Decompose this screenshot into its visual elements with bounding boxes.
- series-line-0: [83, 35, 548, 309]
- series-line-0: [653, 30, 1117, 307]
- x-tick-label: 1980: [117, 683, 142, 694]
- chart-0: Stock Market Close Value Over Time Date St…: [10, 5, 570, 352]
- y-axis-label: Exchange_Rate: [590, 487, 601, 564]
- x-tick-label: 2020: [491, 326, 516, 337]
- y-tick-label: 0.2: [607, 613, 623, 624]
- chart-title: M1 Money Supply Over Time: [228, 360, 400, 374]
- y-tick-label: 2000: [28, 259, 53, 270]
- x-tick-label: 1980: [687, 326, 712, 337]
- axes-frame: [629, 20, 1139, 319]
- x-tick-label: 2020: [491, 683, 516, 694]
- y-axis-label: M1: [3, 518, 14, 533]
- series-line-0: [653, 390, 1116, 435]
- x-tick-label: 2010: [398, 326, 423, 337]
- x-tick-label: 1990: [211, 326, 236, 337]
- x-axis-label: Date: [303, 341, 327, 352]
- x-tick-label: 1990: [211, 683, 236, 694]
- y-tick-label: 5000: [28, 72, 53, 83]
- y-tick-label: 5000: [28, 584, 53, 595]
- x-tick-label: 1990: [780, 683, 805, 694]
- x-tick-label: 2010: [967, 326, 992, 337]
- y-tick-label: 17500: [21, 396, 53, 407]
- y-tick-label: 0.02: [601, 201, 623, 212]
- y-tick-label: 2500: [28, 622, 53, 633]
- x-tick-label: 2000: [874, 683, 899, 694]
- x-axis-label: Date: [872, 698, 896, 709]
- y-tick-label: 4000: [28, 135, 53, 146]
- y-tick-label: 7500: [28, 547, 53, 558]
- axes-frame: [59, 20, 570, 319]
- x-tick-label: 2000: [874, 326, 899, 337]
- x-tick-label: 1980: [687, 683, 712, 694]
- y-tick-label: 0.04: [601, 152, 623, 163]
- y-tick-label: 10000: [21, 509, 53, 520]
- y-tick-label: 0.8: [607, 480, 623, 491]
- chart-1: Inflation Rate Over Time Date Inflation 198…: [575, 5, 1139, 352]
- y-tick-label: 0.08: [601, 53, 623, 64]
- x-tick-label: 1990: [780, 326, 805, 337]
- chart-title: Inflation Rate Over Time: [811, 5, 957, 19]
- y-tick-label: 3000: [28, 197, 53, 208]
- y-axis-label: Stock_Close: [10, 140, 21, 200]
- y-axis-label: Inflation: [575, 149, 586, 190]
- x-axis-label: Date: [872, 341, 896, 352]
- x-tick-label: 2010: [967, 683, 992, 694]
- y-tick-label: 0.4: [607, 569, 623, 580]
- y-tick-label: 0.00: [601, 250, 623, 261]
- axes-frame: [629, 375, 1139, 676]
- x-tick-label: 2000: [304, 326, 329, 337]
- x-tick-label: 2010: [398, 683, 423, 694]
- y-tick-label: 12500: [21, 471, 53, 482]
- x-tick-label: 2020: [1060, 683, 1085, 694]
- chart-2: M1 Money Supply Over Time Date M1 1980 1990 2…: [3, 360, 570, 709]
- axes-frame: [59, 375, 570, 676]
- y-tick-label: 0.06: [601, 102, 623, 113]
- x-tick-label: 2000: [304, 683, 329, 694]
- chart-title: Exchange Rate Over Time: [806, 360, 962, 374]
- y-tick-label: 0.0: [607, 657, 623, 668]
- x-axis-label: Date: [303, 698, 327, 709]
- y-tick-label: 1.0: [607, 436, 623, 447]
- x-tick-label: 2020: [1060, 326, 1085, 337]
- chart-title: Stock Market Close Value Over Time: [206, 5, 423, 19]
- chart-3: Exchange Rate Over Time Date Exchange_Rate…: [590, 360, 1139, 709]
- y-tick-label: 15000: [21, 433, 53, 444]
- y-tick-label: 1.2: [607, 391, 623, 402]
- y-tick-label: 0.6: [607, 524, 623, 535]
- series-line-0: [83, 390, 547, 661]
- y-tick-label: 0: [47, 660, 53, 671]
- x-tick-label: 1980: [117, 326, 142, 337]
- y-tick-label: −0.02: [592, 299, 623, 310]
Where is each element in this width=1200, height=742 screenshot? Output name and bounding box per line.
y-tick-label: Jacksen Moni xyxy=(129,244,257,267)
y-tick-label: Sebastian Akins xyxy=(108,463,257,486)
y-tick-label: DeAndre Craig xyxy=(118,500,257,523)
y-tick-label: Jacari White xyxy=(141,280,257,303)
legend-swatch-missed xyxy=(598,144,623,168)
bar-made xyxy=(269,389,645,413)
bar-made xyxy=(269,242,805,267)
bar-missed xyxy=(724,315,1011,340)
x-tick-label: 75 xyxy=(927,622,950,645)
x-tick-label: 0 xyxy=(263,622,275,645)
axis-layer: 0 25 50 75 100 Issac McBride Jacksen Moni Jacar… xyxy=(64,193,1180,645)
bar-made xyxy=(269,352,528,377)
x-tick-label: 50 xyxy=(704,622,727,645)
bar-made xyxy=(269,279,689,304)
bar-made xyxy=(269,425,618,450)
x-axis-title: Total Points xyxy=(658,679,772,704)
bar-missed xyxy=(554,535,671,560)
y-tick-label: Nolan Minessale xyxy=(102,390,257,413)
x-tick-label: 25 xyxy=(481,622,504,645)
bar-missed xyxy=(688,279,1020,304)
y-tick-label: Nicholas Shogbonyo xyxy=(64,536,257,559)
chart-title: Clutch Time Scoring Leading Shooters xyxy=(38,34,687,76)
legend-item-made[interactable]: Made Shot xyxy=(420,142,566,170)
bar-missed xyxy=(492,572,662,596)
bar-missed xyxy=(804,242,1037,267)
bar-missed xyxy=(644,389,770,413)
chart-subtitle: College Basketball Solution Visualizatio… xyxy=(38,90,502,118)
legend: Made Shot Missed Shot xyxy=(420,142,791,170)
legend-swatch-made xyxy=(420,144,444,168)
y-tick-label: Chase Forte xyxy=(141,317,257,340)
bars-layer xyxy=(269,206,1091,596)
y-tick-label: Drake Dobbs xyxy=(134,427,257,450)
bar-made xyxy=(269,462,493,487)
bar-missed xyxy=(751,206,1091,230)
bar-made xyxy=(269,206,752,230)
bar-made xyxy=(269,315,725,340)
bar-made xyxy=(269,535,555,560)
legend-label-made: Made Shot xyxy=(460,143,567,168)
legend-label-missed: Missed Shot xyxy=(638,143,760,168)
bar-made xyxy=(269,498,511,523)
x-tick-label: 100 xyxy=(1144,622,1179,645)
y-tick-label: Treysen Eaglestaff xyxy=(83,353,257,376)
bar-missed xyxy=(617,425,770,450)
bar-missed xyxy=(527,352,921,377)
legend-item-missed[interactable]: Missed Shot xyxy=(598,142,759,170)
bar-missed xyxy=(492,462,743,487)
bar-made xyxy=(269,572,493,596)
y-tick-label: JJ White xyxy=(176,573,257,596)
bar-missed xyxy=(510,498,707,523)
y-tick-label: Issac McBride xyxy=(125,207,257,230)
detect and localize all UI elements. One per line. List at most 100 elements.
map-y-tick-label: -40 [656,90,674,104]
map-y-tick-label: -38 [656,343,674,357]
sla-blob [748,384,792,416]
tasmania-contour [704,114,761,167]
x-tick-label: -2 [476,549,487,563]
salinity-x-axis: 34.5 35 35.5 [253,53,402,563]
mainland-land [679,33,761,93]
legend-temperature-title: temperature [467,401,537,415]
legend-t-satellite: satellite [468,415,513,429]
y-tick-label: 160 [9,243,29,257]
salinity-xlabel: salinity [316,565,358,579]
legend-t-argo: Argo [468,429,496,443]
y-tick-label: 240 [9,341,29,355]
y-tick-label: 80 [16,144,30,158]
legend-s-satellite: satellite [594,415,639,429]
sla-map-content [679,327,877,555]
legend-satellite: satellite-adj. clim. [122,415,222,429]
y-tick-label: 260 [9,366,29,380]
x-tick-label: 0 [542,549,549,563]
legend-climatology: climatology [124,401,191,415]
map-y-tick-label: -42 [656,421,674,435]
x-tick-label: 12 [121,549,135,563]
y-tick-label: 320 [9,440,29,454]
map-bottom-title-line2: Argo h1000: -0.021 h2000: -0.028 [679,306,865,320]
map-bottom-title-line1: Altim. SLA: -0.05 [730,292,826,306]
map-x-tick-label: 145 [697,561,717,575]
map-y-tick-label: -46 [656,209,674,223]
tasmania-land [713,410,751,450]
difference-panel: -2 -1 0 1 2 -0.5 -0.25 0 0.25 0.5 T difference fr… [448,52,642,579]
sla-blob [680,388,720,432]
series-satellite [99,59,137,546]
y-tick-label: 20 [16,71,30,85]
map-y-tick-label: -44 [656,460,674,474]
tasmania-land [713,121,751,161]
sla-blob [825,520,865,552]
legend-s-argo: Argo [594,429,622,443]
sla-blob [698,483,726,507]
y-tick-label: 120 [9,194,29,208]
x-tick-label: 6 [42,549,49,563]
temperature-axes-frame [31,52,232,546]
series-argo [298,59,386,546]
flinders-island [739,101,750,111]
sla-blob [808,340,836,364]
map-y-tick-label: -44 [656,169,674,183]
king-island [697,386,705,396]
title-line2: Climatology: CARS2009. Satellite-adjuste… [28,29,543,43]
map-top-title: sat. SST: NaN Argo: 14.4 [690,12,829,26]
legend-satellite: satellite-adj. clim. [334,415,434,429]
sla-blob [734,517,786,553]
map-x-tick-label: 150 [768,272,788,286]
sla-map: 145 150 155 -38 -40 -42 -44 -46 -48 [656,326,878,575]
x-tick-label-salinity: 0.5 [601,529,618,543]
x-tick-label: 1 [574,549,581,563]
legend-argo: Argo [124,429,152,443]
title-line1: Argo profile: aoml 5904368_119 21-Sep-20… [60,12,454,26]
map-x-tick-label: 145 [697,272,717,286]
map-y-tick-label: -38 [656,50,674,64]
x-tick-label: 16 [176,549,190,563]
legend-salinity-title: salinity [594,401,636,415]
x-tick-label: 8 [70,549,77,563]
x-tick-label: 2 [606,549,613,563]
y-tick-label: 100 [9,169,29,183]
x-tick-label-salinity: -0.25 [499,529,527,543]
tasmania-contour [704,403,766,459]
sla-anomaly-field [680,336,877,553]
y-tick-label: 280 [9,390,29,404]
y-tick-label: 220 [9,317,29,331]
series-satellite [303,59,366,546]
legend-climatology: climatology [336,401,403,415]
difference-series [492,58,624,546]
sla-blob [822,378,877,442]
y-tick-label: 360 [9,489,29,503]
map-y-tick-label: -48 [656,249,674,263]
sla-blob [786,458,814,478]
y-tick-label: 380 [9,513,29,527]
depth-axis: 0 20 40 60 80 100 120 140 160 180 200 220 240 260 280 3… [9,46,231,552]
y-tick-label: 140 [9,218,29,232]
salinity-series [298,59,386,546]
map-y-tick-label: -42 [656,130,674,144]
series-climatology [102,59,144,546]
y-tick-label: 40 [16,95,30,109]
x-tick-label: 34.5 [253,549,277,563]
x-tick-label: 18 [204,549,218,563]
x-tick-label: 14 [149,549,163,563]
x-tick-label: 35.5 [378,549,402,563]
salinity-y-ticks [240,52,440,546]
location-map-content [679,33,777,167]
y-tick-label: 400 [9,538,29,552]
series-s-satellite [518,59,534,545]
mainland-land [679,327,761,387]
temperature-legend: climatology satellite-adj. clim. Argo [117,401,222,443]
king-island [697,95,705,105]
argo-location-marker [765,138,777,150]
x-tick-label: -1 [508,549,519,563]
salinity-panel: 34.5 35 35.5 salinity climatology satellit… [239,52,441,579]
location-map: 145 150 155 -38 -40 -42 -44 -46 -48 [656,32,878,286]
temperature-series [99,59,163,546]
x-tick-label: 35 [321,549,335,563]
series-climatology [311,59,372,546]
------------------------------------------------------------
PERINTAH TUGAS:
Ambil baris-baris catatan yang dimulai dari awal catatan dan berakhir pada baris yang memuat "- y-tick-label: 2000: [28, 259, 53, 270]", termasuk kedua ujungnya. Tulis ulang baris-baris itu persis tanpa perubahan apa pun.

PENYELESAIAN SOAL:
Decompose this screenshot into its visual elements with bounding boxes.
- series-line-0: [83, 35, 548, 309]
- series-line-0: [653, 30, 1117, 307]
- x-tick-label: 1980: [117, 683, 142, 694]
- chart-0: Stock Market Close Value Over Time Date St…: [10, 5, 570, 352]
- y-axis-label: Exchange_Rate: [590, 487, 601, 564]
- x-tick-label: 2020: [491, 326, 516, 337]
- y-tick-label: 0.2: [607, 613, 623, 624]
- chart-title: M1 Money Supply Over Time: [228, 360, 400, 374]
- y-tick-label: 2000: [28, 259, 53, 270]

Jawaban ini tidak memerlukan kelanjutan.